**Exercise prompt:** Each line below that carries the string "Concentration" must appear in the answer.

(Source data)
**********

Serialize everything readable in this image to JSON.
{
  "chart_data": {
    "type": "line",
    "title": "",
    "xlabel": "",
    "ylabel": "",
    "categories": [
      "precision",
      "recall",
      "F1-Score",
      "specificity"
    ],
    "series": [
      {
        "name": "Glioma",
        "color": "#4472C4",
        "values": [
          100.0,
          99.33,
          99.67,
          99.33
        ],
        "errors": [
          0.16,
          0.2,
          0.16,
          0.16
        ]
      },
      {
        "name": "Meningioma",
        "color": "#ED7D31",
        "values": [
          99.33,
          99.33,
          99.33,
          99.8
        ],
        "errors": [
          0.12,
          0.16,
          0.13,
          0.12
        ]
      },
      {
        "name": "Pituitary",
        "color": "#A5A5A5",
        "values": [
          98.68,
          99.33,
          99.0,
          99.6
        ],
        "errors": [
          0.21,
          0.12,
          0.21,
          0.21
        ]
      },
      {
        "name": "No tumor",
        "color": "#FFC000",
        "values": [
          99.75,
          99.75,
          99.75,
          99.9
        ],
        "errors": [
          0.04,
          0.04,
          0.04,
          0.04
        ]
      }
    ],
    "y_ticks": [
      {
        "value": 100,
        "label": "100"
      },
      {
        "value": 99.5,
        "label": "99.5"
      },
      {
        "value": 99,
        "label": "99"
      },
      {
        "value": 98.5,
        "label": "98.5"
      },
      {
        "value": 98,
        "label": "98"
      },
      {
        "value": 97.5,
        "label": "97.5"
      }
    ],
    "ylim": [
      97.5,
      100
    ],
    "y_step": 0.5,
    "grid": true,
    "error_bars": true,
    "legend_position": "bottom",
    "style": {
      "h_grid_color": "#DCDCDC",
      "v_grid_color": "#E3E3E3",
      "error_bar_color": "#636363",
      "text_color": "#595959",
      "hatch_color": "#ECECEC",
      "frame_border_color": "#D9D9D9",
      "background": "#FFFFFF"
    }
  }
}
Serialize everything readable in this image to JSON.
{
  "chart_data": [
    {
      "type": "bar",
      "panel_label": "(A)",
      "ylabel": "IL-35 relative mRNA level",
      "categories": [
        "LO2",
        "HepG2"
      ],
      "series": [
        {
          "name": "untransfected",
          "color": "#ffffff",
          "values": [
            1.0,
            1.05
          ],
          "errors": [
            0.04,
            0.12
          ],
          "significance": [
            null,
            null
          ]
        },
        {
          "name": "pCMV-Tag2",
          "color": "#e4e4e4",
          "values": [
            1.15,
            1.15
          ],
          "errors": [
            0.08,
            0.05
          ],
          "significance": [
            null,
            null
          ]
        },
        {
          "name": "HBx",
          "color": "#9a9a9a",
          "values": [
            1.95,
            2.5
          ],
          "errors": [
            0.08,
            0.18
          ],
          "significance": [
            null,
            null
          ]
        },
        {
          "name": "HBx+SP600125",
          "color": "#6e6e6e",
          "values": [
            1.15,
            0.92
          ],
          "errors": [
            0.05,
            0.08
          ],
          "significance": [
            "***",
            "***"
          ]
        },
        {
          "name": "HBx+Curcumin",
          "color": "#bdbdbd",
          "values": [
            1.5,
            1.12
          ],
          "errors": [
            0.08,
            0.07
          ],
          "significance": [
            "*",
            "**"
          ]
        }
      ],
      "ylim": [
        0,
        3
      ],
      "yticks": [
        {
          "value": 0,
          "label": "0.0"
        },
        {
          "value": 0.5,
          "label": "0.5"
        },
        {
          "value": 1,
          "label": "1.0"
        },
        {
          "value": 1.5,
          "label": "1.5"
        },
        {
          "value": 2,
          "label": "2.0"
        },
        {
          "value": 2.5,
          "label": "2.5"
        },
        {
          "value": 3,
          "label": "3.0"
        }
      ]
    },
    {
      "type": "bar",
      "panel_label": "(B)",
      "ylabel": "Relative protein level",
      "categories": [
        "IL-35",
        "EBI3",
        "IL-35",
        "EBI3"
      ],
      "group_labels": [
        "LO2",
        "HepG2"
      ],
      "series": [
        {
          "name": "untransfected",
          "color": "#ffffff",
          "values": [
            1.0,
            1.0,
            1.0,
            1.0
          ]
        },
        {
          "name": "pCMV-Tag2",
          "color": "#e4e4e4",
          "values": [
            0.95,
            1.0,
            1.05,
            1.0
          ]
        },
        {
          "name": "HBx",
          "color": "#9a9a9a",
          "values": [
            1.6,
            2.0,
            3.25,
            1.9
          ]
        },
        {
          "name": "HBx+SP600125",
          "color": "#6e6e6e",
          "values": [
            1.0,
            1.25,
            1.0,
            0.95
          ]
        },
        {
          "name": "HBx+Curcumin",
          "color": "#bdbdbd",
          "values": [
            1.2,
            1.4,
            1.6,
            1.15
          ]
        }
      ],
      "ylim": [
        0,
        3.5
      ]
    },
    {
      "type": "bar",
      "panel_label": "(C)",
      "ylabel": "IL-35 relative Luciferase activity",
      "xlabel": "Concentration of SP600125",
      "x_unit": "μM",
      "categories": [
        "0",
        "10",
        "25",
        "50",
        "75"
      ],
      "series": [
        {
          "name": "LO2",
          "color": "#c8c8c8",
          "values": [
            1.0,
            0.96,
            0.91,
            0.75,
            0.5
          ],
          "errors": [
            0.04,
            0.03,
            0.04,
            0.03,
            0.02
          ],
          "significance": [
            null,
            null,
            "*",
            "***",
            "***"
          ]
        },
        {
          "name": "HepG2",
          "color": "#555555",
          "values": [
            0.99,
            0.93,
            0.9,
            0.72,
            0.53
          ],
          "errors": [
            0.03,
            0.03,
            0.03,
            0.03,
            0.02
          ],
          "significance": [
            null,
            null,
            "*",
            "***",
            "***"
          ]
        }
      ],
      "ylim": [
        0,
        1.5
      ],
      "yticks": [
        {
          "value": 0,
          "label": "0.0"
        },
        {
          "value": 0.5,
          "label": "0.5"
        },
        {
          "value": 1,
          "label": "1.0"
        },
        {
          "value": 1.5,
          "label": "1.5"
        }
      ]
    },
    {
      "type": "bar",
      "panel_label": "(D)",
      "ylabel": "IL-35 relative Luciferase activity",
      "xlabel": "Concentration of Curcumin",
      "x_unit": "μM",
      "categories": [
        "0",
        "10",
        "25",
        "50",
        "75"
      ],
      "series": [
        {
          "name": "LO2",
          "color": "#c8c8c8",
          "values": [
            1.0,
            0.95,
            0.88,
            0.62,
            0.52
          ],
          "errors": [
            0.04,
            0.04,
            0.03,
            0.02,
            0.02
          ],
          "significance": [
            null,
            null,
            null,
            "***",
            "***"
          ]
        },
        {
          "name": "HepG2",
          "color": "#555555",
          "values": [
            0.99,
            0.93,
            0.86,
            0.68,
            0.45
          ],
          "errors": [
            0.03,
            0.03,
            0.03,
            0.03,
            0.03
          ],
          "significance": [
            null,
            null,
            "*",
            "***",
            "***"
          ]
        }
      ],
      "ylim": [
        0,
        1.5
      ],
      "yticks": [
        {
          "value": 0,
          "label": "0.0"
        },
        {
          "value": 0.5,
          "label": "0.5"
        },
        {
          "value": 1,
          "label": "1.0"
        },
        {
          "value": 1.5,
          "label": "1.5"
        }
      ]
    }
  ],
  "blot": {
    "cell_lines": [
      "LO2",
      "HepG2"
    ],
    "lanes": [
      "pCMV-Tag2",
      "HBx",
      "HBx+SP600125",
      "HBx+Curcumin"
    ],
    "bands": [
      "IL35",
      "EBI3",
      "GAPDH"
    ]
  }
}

**********

**Task result:**
      "xlabel": "Concentration of SP600125",
      "xlabel": "Concentration of Curcumin",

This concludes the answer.